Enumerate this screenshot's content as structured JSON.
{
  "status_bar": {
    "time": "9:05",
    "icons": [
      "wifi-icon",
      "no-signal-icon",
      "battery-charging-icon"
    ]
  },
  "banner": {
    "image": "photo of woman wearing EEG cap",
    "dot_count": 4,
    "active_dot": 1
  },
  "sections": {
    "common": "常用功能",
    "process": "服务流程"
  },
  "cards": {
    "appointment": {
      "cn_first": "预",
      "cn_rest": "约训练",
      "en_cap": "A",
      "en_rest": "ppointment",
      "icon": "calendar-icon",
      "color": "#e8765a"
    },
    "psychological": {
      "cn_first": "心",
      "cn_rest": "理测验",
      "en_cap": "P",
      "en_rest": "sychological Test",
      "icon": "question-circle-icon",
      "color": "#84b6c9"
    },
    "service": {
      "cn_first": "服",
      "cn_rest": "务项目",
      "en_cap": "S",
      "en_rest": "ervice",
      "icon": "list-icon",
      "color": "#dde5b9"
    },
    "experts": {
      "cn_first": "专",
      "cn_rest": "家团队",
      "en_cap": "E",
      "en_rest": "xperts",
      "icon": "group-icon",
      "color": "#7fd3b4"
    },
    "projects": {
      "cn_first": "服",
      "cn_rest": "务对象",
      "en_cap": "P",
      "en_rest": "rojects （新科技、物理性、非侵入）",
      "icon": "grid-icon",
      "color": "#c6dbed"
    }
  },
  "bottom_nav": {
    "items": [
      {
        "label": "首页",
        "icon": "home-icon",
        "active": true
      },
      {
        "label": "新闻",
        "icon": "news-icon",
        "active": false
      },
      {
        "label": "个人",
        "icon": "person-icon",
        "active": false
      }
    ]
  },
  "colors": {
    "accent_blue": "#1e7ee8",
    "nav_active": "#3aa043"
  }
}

SET PROBLEM —
Please set down the whole listing above without altering a single line.

EXPECTED OUTPUT —
Enumerate this screenshot's content as structured JSON.
{
  "status_bar": {
    "time": "9:05",
    "icons": [
      "wifi-icon",
      "no-signal-icon",
      "battery-charging-icon"
    ]
  },
  "banner": {
    "image": "photo of woman wearing EEG cap",
    "dot_count": 4,
    "active_dot": 1
  },
  "sections": {
    "common": "常用功能",
    "process": "服务流程"
  },
  "cards": {
    "appointment": {
      "cn_first": "预",
      "cn_rest": "约训练",
      "en_cap": "A",
      "en_rest": "ppointment",
      "icon": "calendar-icon",
      "color": "#e8765a"
    },
    "psychological": {
      "cn_first": "心",
      "cn_rest": "理测验",
      "en_cap": "P",
      "en_rest": "sychological Test",
      "icon": "question-circle-icon",
      "color": "#84b6c9"
    },
    "service": {
      "cn_first": "服",
      "cn_rest": "务项目",
      "en_cap": "S",
      "en_rest": "ervice",
      "icon": "list-icon",
      "color": "#dde5b9"
    },
    "experts": {
      "cn_first": "专",
      "cn_rest": "家团队",
      "en_cap": "E",
      "en_rest": "xperts",
      "icon": "group-icon",
      "color": "#7fd3b4"
    },
    "projects": {
      "cn_first": "服",
      "cn_rest": "务对象",
      "en_cap": "P",
      "en_rest": "rojects （新科技、物理性、非侵入）",
      "icon": "grid-icon",
      "color": "#c6dbed"
    }
  },
  "bottom_nav": {
    "items": [
      {
        "label": "首页",
        "icon": "home-icon",
        "active": true
      },
      {
        "label": "新闻",
        "icon": "news-icon",
        "active": false
      },
      {
        "label": "个人",
        "icon": "person-icon",
        "active": false
      }
    ]
  },
  "colors": {
    "accent_blue": "#1e7ee8",
    "nav_active": "#3aa043"
  }
}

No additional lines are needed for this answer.